• _Dataset content_:
>> begin
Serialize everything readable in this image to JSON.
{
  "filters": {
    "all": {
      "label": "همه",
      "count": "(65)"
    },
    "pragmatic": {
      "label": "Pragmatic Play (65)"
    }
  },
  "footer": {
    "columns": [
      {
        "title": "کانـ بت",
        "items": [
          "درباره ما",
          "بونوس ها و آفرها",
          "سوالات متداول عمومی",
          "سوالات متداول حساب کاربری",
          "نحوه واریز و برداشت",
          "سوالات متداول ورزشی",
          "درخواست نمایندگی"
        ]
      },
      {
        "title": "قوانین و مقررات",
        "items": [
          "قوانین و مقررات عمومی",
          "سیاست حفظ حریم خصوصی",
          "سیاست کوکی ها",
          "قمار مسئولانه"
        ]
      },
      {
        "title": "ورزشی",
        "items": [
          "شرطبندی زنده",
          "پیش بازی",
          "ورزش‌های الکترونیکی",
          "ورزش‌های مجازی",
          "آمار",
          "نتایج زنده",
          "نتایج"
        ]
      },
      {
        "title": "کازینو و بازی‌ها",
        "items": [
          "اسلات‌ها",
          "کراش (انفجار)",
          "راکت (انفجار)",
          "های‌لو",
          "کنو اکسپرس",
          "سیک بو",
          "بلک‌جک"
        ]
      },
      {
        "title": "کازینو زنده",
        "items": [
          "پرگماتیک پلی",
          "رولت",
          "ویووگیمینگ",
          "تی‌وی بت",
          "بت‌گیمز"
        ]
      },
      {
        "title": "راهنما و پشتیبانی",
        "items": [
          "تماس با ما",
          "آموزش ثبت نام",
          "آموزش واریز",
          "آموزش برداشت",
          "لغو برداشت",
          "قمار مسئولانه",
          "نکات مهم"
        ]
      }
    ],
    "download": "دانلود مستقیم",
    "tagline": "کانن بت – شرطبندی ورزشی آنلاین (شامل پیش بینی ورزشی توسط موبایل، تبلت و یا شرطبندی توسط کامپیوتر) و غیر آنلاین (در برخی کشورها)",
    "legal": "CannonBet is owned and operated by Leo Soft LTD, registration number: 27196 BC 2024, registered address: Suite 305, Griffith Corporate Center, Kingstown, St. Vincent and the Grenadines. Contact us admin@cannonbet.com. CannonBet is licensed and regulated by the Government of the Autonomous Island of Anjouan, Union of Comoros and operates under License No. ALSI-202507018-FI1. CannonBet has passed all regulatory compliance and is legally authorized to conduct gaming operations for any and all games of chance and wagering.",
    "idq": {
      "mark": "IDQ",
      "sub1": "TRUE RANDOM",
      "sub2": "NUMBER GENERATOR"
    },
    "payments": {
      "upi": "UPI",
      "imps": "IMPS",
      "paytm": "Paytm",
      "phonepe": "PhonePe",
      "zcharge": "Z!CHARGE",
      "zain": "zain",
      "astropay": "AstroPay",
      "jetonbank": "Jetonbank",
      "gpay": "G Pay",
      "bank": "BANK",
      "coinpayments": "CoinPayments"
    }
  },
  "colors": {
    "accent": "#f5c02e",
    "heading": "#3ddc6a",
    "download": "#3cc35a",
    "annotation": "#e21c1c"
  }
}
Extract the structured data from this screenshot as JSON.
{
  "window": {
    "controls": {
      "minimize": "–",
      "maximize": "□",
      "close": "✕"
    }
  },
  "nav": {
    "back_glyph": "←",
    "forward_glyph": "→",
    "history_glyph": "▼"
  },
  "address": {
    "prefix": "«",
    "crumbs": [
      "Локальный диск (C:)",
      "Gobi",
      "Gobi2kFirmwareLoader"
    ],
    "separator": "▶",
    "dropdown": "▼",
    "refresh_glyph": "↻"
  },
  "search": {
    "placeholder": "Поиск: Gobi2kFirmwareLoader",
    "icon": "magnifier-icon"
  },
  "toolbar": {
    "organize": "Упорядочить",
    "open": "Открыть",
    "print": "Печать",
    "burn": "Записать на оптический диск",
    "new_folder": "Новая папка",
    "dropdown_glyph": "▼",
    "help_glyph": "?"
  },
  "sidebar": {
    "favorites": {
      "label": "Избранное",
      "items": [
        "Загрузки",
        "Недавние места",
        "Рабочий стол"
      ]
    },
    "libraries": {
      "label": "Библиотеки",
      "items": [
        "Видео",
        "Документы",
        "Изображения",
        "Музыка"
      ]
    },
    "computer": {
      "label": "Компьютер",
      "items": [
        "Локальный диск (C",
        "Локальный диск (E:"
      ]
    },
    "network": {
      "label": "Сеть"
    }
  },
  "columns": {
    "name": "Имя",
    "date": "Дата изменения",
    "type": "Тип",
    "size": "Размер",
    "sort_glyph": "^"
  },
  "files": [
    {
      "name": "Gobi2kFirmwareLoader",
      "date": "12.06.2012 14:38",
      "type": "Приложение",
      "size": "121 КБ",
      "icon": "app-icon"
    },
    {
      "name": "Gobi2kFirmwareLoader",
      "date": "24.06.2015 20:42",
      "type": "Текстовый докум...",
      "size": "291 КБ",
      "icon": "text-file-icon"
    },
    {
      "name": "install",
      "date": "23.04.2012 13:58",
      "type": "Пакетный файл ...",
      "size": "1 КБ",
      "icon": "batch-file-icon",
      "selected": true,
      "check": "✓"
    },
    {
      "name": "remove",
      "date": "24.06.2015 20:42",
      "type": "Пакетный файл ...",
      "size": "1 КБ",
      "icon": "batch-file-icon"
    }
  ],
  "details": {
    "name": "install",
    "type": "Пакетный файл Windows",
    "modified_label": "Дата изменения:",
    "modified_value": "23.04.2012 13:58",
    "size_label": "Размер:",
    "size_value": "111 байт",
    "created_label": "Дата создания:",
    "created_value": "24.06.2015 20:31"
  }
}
>> end
• _Goal of the exercise_:
Copy out the full listing exactly.

• _Written answer_:
Serialize everything readable in this image to JSON.
{
  "filters": {
    "all": {
      "label": "همه",
      "count": "(65)"
    },
    "pragmatic": {
      "label": "Pragmatic Play (65)"
    }
  },
  "footer": {
    "columns": [
      {
        "title": "کانـ بت",
        "items": [
          "درباره ما",
          "بونوس ها و آفرها",
          "سوالات متداول عمومی",
          "سوالات متداول حساب کاربری",
          "نحوه واریز و برداشت",
          "سوالات متداول ورزشی",
          "درخواست نمایندگی"
        ]
      },
      {
        "title": "قوانین و مقررات",
        "items": [
          "قوانین و مقررات عمومی",
          "سیاست حفظ حریم خصوصی",
          "سیاست کوکی ها",
          "قمار مسئولانه"
        ]
      },
      {
        "title": "ورزشی",
        "items": [
          "شرطبندی زنده",
          "پیش بازی",
          "ورزش‌های الکترونیکی",
          "ورزش‌های مجازی",
          "آمار",
          "نتایج زنده",
          "نتایج"
        ]
      },
      {
        "title": "کازینو و بازی‌ها",
        "items": [
          "اسلات‌ها",
          "کراش (انفجار)",
          "راکت (انفجار)",
          "های‌لو",
          "کنو اکسپرس",
          "سیک بو",
          "بلک‌جک"
        ]
      },
      {
        "title": "کازینو زنده",
        "items": [
          "پرگماتیک پلی",
          "رولت",
          "ویووگیمینگ",
          "تی‌وی بت",
          "بت‌گیمز"
        ]
      },
      {
        "title": "راهنما و پشتیبانی",
        "items": [
          "تماس با ما",
          "آموزش ثبت نام",
          "آموزش واریز",
          "آموزش برداشت",
          "لغو برداشت",
          "قمار مسئولانه",
          "نکات مهم"
        ]
      }
    ],
    "download": "دانلود مستقیم",
    "tagline": "کانن بت – شرطبندی ورزشی آنلاین (شامل پیش بینی ورزشی توسط موبایل، تبلت و یا شرطبندی توسط کامپیوتر) و غیر آنلاین (در برخی کشورها)",
    "legal": "CannonBet is owned and operated by Leo Soft LTD, registration number: 27196 BC 2024, registered address: Suite 305, Griffith Corporate Center, Kingstown, St. Vincent and the Grenadines. Contact us admin@cannonbet.com. CannonBet is licensed and regulated by the Government of the Autonomous Island of Anjouan, Union of Comoros and operates under License No. ALSI-202507018-FI1. CannonBet has passed all regulatory compliance and is legally authorized to conduct gaming operations for any and all games of chance and wagering.",
    "idq": {
      "mark": "IDQ",
      "sub1": "TRUE RANDOM",
      "sub2": "NUMBER GENERATOR"
    },
    "payments": {
      "upi": "UPI",
      "imps": "IMPS",
      "paytm": "Paytm",
      "phonepe": "PhonePe",
      "zcharge": "Z!CHARGE",
      "zain": "zain",
      "astropay": "AstroPay",
      "jetonbank": "Jetonbank",
      "gpay": "G Pay",
      "bank": "BANK",
      "coinpayments": "CoinPayments"
    }
  },
  "colors": {
    "accent": "#f5c02e",
    "heading": "#3ddc6a",
    "download": "#3cc35a",
    "annotation": "#e21c1c"
  }
}
Extract the structured data from this screenshot as JSON.
{
  "window": {
    "controls": {
      "minimize": "–",
      "maximize": "□",
      "close": "✕"
    }
  },
  "nav": {
    "back_glyph": "←",
    "forward_glyph": "→",
    "history_glyph": "▼"
  },
  "address": {
    "prefix": "«",
    "crumbs": [
      "Локальный диск (C:)",
      "Gobi",
      "Gobi2kFirmwareLoader"
    ],
    "separator": "▶",
    "dropdown": "▼",
    "refresh_glyph": "↻"
  },
  "search": {
    "placeholder": "Поиск: Gobi2kFirmwareLoader",
    "icon": "magnifier-icon"
  },
  "toolbar": {
    "organize": "Упорядочить",
    "open": "Открыть",
    "print": "Печать",
    "burn": "Записать на оптический диск",
    "new_folder": "Новая папка",
    "dropdown_glyph": "▼",
    "help_glyph": "?"
  },
  "sidebar": {
    "favorites": {
      "label": "Избранное",
      "items": [
        "Загрузки",
        "Недавние места",
        "Рабочий стол"
      ]
    },
    "libraries": {
      "label": "Библиотеки",
      "items": [
        "Видео",
        "Документы",
        "Изображения",
        "Музыка"
      ]
    },
    "computer": {
      "label": "Компьютер",
      "items": [
        "Локальный диск (C",
        "Локальный диск (E:"
      ]
    },
    "network": {
      "label": "Сеть"
    }
  },
  "columns": {
    "name": "Имя",
    "date": "Дата изменения",
    "type": "Тип",
    "size": "Размер",
    "sort_glyph": "^"
  },
  "files": [
    {
      "name": "Gobi2kFirmwareLoader",
      "date": "12.06.2012 14:38",
      "type": "Приложение",
      "size": "121 КБ",
      "icon": "app-icon"
    },
    {
      "name": "Gobi2kFirmwareLoader",
      "date": "24.06.2015 20:42",
      "type": "Текстовый докум...",
      "size": "291 КБ",
      "icon": "text-file-icon"
    },
    {
      "name": "install",
      "date": "23.04.2012 13:58",
      "type": "Пакетный файл ...",
      "size": "1 КБ",
      "icon": "batch-file-icon",
      "selected": true,
      "check": "✓"
    },
    {
      "name": "remove",
      "date": "24.06.2015 20:42",
      "type": "Пакетный файл ...",
      "size": "1 КБ",
      "icon": "batch-file-icon"
    }
  ],
  "details": {
    "name": "install",
    "type": "Пакетный файл Windows",
    "modified_label": "Дата изменения:",
    "modified_value": "23.04.2012 13:58",
    "size_label": "Размер:",
    "size_value": "111 байт",
    "created_label": "Дата создания:",
    "created_value": "24.06.2015 20:31"
  }
}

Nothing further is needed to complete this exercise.